* _The problem_
Write out the records again, exactly, leaving none out.

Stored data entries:

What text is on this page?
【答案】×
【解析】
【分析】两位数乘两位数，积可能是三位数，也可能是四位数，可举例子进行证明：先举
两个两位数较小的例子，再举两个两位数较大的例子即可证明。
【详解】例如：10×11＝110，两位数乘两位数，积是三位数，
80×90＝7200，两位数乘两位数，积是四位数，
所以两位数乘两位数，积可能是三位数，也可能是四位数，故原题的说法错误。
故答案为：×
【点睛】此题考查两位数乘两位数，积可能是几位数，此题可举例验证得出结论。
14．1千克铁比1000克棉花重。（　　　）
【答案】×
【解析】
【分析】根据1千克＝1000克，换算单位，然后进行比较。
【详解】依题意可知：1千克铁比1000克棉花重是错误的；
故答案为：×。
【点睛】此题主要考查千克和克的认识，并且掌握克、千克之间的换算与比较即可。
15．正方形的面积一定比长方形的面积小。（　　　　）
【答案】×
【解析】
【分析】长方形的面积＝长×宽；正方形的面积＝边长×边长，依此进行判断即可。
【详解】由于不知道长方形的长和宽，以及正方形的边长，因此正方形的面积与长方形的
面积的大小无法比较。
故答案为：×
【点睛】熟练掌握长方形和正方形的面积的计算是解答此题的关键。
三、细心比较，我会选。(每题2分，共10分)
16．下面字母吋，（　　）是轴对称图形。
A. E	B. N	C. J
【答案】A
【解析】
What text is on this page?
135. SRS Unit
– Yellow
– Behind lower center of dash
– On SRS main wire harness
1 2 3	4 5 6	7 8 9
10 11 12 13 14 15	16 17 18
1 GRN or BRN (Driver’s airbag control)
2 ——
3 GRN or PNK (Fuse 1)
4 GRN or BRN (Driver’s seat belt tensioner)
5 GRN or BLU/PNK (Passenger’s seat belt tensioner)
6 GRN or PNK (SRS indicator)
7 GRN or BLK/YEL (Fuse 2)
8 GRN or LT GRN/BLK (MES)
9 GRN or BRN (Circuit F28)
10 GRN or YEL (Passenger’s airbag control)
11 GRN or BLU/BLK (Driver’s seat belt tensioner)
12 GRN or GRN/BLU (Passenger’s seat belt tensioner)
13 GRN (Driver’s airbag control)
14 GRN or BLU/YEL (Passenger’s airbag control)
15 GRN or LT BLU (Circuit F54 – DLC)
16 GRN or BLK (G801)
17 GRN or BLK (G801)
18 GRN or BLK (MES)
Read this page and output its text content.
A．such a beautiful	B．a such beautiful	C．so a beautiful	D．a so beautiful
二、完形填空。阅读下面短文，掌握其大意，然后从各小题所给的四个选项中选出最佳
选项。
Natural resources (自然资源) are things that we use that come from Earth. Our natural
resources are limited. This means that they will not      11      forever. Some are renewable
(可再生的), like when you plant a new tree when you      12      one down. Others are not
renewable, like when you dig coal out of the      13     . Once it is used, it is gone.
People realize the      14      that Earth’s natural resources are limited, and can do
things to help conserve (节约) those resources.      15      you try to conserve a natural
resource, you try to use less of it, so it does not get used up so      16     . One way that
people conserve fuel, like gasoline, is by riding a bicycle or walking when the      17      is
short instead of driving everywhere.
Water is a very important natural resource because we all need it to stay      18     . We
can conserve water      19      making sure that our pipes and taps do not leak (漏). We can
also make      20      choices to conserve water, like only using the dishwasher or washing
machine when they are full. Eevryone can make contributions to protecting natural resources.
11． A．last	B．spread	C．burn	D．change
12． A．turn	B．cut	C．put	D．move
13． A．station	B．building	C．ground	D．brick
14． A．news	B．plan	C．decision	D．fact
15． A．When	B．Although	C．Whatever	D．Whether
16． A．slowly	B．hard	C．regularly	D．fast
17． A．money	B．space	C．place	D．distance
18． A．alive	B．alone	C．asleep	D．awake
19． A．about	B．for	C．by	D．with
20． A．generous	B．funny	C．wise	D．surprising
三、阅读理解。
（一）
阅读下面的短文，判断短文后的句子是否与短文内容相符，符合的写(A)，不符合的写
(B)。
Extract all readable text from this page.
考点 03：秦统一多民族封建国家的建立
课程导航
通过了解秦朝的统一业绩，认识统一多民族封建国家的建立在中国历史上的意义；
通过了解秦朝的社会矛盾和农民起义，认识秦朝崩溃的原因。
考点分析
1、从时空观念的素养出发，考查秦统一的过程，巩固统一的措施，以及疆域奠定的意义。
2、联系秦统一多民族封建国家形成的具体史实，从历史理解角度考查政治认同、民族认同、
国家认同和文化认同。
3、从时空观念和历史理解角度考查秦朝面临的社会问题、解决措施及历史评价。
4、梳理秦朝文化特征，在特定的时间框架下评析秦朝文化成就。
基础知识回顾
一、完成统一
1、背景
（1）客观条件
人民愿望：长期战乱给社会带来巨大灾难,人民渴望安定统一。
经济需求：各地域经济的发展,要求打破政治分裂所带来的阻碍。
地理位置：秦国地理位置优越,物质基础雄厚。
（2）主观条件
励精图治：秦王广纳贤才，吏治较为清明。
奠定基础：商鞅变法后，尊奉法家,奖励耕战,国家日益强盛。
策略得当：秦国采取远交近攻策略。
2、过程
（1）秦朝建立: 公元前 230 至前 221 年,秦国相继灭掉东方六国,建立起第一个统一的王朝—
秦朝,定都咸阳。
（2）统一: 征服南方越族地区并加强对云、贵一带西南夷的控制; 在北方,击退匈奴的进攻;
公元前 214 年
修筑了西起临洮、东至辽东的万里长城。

* _Reply to the exercise_
What text is on this page?
【答案】×
【解析】
【分析】两位数乘两位数，积可能是三位数，也可能是四位数，可举例子进行证明：先举
两个两位数较小的例子，再举两个两位数较大的例子即可证明。
【详解】例如：10×11＝110，两位数乘两位数，积是三位数，
80×90＝7200，两位数乘两位数，积是四位数，
所以两位数乘两位数，积可能是三位数，也可能是四位数，故原题的说法错误。
故答案为：×
【点睛】此题考查两位数乘两位数，积可能是几位数，此题可举例验证得出结论。
14．1千克铁比1000克棉花重。（　　　）
【答案】×
【解析】
【分析】根据1千克＝1000克，换算单位，然后进行比较。
【详解】依题意可知：1千克铁比1000克棉花重是错误的；
故答案为：×。
【点睛】此题主要考查千克和克的认识，并且掌握克、千克之间的换算与比较即可。
15．正方形的面积一定比长方形的面积小。（　　　　）
【答案】×
【解析】
【分析】长方形的面积＝长×宽；正方形的面积＝边长×边长，依此进行判断即可。
【详解】由于不知道长方形的长和宽，以及正方形的边长，因此正方形的面积与长方形的
面积的大小无法比较。
故答案为：×
【点睛】熟练掌握长方形和正方形的面积的计算是解答此题的关键。
三、细心比较，我会选。(每题2分，共10分)
16．下面字母吋，（　　）是轴对称图形。
A. E	B. N	C. J
【答案】A
【解析】
What text is on this page?
135. SRS Unit
– Yellow
– Behind lower center of dash
– On SRS main wire harness
1 2 3	4 5 6	7 8 9
10 11 12 13 14 15	16 17 18
1 GRN or BRN (Driver’s airbag control)
2 ——
3 GRN or PNK (Fuse 1)
4 GRN or BRN (Driver’s seat belt tensioner)
5 GRN or BLU/PNK (Passenger’s seat belt tensioner)
6 GRN or PNK (SRS indicator)
7 GRN or BLK/YEL (Fuse 2)
8 GRN or LT GRN/BLK (MES)
9 GRN or BRN (Circuit F28)
10 GRN or YEL (Passenger’s airbag control)
11 GRN or BLU/BLK (Driver’s seat belt tensioner)
12 GRN or GRN/BLU (Passenger’s seat belt tensioner)
13 GRN (Driver’s airbag control)
14 GRN or BLU/YEL (Passenger’s airbag control)
15 GRN or LT BLU (Circuit F54 – DLC)
16 GRN or BLK (G801)
17 GRN or BLK (G801)
18 GRN or BLK (MES)
Read this page and output its text content.
A．such a beautiful	B．a such beautiful	C．so a beautiful	D．a so beautiful
二、完形填空。阅读下面短文，掌握其大意，然后从各小题所给的四个选项中选出最佳
选项。
Natural resources (自然资源) are things that we use that come from Earth. Our natural
resources are limited. This means that they will not      11      forever. Some are renewable
(可再生的), like when you plant a new tree when you      12      one down. Others are not
renewable, like when you dig coal out of the      13     . Once it is used, it is gone.
People realize the      14      that Earth’s natural resources are limited, and can do
things to help conserve (节约) those resources.      15      you try to conserve a natural
resource, you try to use less of it, so it does not get used up so      16     . One way that
people conserve fuel, like gasoline, is by riding a bicycle or walking when the      17      is
short instead of driving everywhere.
Water is a very important natural resource because we all need it to stay      18     . We
can conserve water      19      making sure that our pipes and taps do not leak (漏). We can
also make      20      choices to conserve water, like only using the dishwasher or washing
machine when they are full. Eevryone can make contributions to protecting natural resources.
11． A．last	B．spread	C．burn	D．change
12． A．turn	B．cut	C．put	D．move
13． A．station	B．building	C．ground	D．brick
14． A．news	B．plan	C．decision	D．fact
15． A．When	B．Although	C．Whatever	D．Whether
16． A．slowly	B．hard	C．regularly	D．fast
17． A．money	B．space	C．place	D．distance
18． A．alive	B．alone	C．asleep	D．awake
19． A．about	B．for	C．by	D．with
20． A．generous	B．funny	C．wise	D．surprising
三、阅读理解。
（一）
阅读下面的短文，判断短文后的句子是否与短文内容相符，符合的写(A)，不符合的写
(B)。
Extract all readable text from this page.
考点 03：秦统一多民族封建国家的建立
课程导航
通过了解秦朝的统一业绩，认识统一多民族封建国家的建立在中国历史上的意义；
通过了解秦朝的社会矛盾和农民起义，认识秦朝崩溃的原因。
考点分析
1、从时空观念的素养出发，考查秦统一的过程，巩固统一的措施，以及疆域奠定的意义。
2、联系秦统一多民族封建国家形成的具体史实，从历史理解角度考查政治认同、民族认同、
国家认同和文化认同。
3、从时空观念和历史理解角度考查秦朝面临的社会问题、解决措施及历史评价。
4、梳理秦朝文化特征，在特定的时间框架下评析秦朝文化成就。
基础知识回顾
一、完成统一
1、背景
（1）客观条件
人民愿望：长期战乱给社会带来巨大灾难,人民渴望安定统一。
经济需求：各地域经济的发展,要求打破政治分裂所带来的阻碍。
地理位置：秦国地理位置优越,物质基础雄厚。
（2）主观条件
励精图治：秦王广纳贤才，吏治较为清明。
奠定基础：商鞅变法后，尊奉法家,奖励耕战,国家日益强盛。
策略得当：秦国采取远交近攻策略。
2、过程
（1）秦朝建立: 公元前 230 至前 221 年,秦国相继灭掉东方六国,建立起第一个统一的王朝—
秦朝,定都咸阳。
（2）统一: 征服南方越族地区并加强对云、贵一带西南夷的控制; 在北方,击退匈奴的进攻;
公元前 214 年
修筑了西起临洮、东至辽东的万里长城。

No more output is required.